▶
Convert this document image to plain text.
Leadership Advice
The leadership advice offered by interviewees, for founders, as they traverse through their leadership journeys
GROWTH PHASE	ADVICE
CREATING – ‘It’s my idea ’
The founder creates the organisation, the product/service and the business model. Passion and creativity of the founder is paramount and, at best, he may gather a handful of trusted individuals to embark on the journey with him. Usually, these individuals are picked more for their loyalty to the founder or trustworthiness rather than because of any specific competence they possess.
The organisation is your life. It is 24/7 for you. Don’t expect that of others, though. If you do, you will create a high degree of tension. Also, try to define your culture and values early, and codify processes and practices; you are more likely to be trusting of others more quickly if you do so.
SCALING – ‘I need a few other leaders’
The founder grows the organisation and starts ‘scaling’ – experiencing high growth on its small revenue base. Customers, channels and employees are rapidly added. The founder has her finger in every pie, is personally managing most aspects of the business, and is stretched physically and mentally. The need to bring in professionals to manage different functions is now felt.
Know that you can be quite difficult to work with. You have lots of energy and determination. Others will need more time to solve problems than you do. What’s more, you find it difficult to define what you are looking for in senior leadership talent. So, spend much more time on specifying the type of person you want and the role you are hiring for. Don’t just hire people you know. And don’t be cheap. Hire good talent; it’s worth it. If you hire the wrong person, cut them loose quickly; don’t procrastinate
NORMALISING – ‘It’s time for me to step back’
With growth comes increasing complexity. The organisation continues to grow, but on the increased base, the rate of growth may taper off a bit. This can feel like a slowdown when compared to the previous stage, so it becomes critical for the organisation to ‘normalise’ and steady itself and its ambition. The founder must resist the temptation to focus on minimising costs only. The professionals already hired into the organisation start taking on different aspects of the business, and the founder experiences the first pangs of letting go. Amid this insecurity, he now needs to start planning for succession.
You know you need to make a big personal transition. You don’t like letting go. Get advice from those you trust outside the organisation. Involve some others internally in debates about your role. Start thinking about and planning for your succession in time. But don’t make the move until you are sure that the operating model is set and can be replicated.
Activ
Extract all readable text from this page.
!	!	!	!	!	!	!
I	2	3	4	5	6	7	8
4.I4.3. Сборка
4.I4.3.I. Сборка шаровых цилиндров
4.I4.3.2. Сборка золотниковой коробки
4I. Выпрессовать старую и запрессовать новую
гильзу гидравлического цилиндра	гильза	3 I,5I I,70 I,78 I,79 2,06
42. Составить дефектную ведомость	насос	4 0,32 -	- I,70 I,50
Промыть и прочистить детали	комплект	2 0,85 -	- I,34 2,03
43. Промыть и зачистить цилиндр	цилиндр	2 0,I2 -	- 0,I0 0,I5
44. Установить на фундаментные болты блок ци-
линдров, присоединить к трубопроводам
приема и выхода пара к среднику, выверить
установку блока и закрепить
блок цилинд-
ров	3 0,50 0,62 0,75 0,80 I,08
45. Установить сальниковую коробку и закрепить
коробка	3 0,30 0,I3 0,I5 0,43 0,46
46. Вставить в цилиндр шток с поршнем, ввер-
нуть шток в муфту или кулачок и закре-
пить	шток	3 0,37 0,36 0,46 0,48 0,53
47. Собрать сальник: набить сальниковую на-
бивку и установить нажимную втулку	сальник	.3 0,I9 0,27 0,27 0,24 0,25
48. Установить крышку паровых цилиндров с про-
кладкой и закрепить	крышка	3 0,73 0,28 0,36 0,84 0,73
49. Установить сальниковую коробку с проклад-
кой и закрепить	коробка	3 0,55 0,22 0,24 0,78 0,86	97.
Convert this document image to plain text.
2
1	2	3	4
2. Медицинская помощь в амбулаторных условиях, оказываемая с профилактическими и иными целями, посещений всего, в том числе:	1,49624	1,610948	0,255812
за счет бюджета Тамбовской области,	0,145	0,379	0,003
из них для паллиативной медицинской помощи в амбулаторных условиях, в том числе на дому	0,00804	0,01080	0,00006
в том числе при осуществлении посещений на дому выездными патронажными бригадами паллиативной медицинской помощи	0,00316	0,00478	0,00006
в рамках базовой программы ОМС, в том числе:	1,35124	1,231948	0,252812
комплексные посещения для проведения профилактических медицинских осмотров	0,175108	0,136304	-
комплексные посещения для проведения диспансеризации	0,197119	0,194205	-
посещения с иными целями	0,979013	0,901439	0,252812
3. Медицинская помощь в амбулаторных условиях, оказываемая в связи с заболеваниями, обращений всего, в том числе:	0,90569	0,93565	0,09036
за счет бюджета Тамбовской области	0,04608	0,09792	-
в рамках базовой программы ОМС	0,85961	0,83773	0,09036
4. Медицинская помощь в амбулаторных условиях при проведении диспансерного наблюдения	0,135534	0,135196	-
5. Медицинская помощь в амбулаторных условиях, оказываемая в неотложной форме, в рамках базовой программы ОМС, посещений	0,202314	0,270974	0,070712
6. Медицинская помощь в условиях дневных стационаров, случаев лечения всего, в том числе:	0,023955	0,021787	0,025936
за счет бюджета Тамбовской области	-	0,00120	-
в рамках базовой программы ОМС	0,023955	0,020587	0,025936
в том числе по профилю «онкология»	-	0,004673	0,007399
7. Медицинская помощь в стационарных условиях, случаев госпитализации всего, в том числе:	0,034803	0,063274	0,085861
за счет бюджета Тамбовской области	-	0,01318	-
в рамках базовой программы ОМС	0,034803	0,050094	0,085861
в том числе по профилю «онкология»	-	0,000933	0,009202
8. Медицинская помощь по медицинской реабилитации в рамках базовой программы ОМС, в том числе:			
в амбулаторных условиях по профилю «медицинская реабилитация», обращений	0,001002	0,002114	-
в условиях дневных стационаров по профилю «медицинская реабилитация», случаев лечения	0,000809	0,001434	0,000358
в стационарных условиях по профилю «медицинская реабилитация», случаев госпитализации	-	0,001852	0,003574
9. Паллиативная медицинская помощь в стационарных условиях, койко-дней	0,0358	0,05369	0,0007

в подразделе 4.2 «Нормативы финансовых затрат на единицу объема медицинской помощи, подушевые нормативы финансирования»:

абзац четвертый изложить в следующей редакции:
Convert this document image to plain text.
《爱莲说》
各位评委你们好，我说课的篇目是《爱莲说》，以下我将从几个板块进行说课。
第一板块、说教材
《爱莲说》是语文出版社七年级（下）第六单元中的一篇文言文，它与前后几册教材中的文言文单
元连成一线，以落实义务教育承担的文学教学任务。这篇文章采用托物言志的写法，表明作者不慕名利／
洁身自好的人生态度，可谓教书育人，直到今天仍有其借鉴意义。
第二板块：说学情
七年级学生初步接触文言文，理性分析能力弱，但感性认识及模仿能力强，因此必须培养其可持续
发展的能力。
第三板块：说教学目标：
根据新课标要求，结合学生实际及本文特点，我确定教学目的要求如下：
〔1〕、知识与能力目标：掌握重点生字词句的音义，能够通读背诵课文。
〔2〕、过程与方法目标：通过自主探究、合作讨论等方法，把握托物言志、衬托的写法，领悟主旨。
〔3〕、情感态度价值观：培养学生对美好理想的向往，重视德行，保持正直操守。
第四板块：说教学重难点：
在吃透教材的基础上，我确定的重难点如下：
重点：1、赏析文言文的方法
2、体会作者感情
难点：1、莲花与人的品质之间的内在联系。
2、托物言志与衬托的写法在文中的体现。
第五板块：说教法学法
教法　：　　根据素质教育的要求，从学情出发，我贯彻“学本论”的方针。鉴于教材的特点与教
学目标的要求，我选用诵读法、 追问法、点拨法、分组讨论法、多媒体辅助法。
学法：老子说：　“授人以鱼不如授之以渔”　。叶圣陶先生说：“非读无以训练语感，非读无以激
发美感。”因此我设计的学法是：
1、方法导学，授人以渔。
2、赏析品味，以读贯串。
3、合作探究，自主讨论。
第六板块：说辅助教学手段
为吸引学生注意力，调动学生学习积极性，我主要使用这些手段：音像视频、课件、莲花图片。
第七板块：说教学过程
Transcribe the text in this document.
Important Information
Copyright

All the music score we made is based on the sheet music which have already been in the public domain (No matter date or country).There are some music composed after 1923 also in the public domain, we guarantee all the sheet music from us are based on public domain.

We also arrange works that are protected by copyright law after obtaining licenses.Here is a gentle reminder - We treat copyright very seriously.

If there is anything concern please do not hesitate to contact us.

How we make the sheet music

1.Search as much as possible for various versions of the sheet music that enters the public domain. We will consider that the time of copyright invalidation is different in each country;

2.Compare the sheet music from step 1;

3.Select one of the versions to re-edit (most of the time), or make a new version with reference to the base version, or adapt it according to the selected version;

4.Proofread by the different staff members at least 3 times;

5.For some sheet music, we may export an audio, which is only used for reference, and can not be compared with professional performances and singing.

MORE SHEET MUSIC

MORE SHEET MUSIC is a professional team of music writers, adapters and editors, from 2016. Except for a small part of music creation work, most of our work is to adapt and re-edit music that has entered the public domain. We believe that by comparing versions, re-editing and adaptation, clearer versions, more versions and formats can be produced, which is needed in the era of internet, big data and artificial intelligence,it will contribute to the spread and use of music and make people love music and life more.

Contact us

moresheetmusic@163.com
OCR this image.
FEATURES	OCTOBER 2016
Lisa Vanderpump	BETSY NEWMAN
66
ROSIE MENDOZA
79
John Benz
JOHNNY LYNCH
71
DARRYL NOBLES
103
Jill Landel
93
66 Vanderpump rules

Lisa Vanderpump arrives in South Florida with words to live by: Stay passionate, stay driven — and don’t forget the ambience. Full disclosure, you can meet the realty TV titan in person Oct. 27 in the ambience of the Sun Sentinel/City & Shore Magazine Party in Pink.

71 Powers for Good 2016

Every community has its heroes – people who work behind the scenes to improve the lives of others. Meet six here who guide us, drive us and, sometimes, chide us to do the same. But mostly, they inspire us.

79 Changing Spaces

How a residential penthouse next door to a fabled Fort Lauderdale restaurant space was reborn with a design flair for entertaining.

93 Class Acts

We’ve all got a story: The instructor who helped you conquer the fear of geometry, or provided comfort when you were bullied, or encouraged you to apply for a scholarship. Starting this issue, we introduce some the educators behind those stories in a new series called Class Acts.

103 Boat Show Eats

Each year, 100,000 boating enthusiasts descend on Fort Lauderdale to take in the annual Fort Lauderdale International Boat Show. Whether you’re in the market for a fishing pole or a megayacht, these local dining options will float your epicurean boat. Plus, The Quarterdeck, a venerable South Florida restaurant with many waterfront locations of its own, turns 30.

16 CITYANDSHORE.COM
◀
Stated problem:
Reply with nothing except the number of lines in the listing above that include "different".

Exercise answer:
4